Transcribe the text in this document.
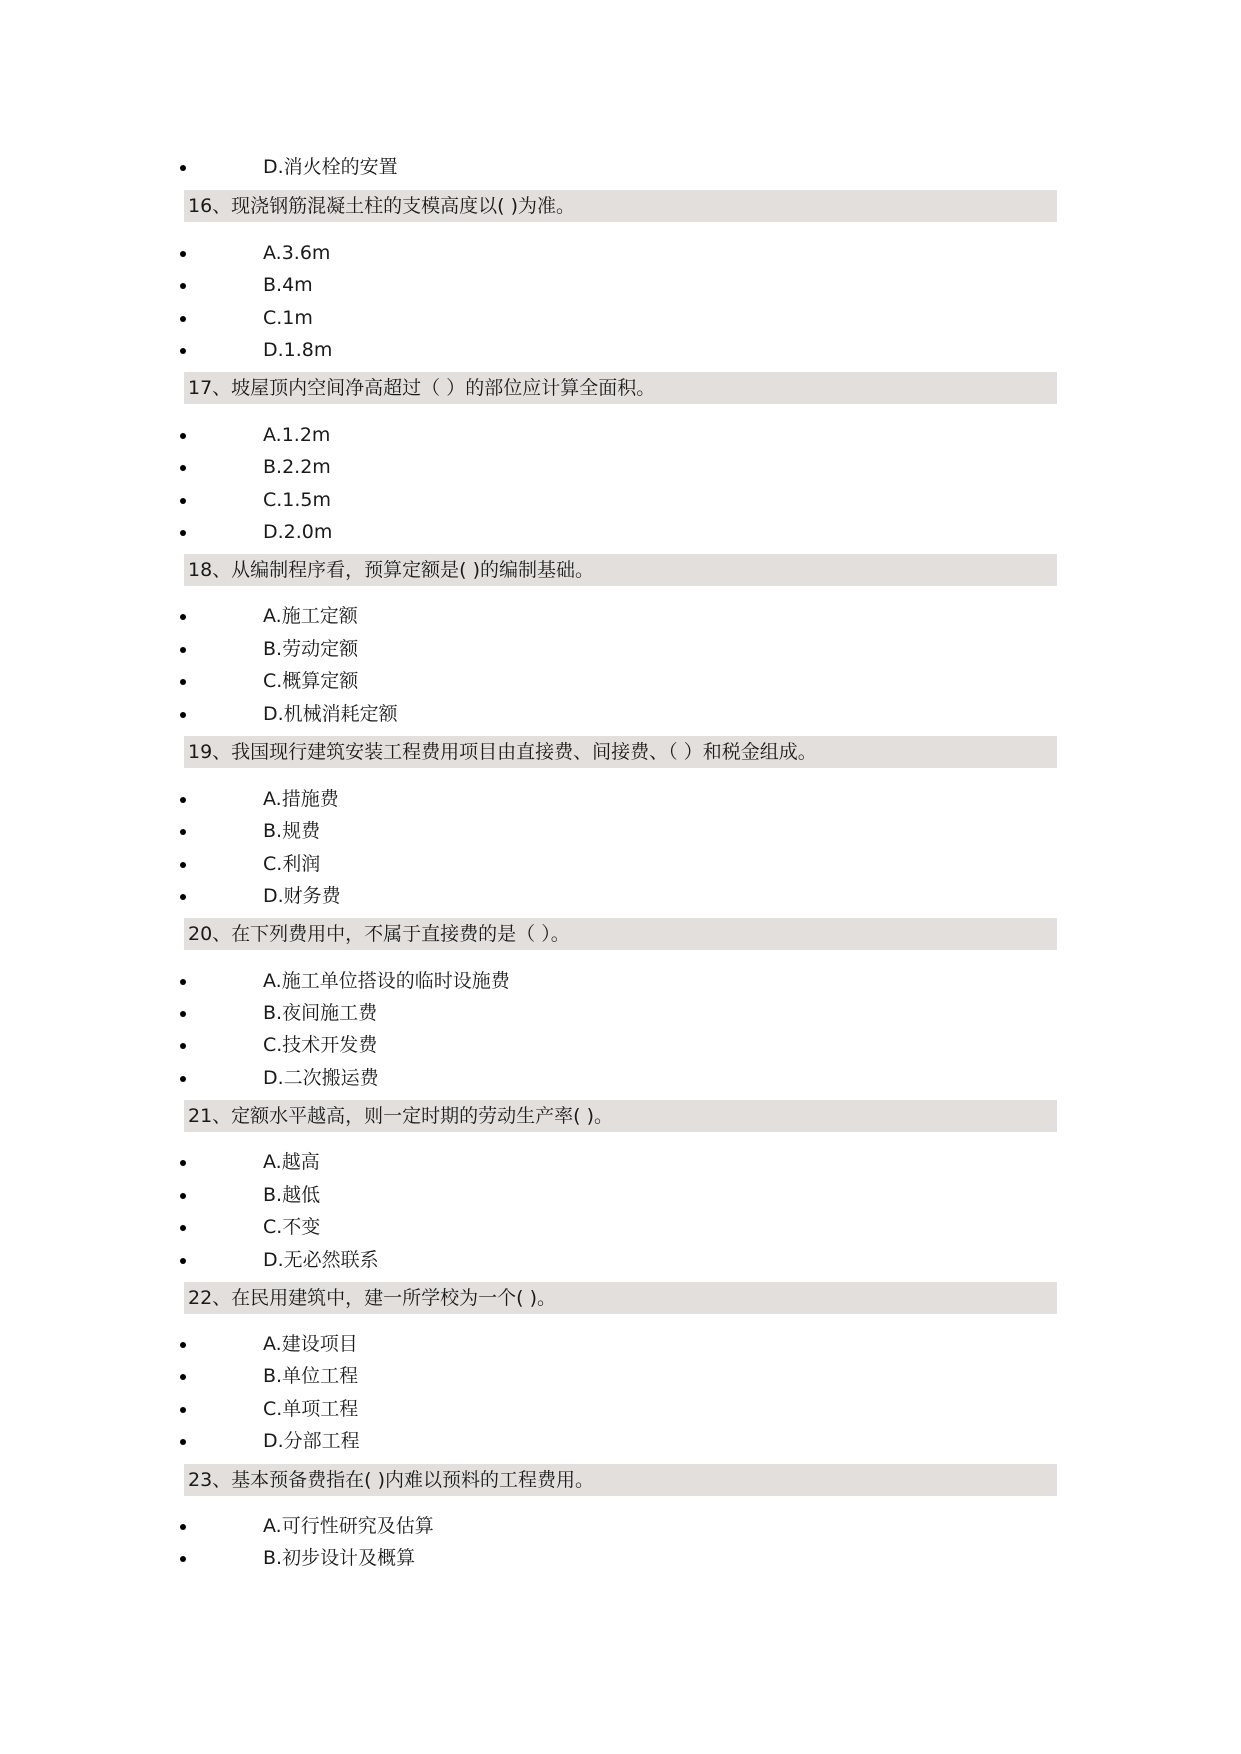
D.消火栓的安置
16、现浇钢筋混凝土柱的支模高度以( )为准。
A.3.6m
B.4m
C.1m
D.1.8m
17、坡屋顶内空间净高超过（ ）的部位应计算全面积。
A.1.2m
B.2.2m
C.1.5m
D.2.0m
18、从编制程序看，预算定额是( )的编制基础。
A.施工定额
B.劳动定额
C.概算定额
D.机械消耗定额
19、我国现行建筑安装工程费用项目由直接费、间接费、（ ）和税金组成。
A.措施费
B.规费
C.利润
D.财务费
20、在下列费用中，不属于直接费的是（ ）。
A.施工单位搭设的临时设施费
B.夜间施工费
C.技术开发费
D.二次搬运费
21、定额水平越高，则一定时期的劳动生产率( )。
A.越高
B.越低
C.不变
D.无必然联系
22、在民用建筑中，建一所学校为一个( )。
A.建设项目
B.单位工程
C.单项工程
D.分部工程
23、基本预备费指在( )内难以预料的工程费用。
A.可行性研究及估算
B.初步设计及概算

**WHAT NEEDS TO BE DONE**: Set down every record once more, word for word, without pictures.

**THE OUTPUT**:
Transcribe the text in this document.
D.消火栓的安置
16、现浇钢筋混凝土柱的支模高度以( )为准。
A.3.6m
B.4m
C.1m
D.1.8m
17、坡屋顶内空间净高超过（ ）的部位应计算全面积。
A.1.2m
B.2.2m
C.1.5m
D.2.0m
18、从编制程序看，预算定额是( )的编制基础。
A.施工定额
B.劳动定额
C.概算定额
D.机械消耗定额
19、我国现行建筑安装工程费用项目由直接费、间接费、（ ）和税金组成。
A.措施费
B.规费
C.利润
D.财务费
20、在下列费用中，不属于直接费的是（ ）。
A.施工单位搭设的临时设施费
B.夜间施工费
C.技术开发费
D.二次搬运费
21、定额水平越高，则一定时期的劳动生产率( )。
A.越高
B.越低
C.不变
D.无必然联系
22、在民用建筑中，建一所学校为一个( )。
A.建设项目
B.单位工程
C.单项工程
D.分部工程
23、基本预备费指在( )内难以预料的工程费用。
A.可行性研究及估算
B.初步设计及概算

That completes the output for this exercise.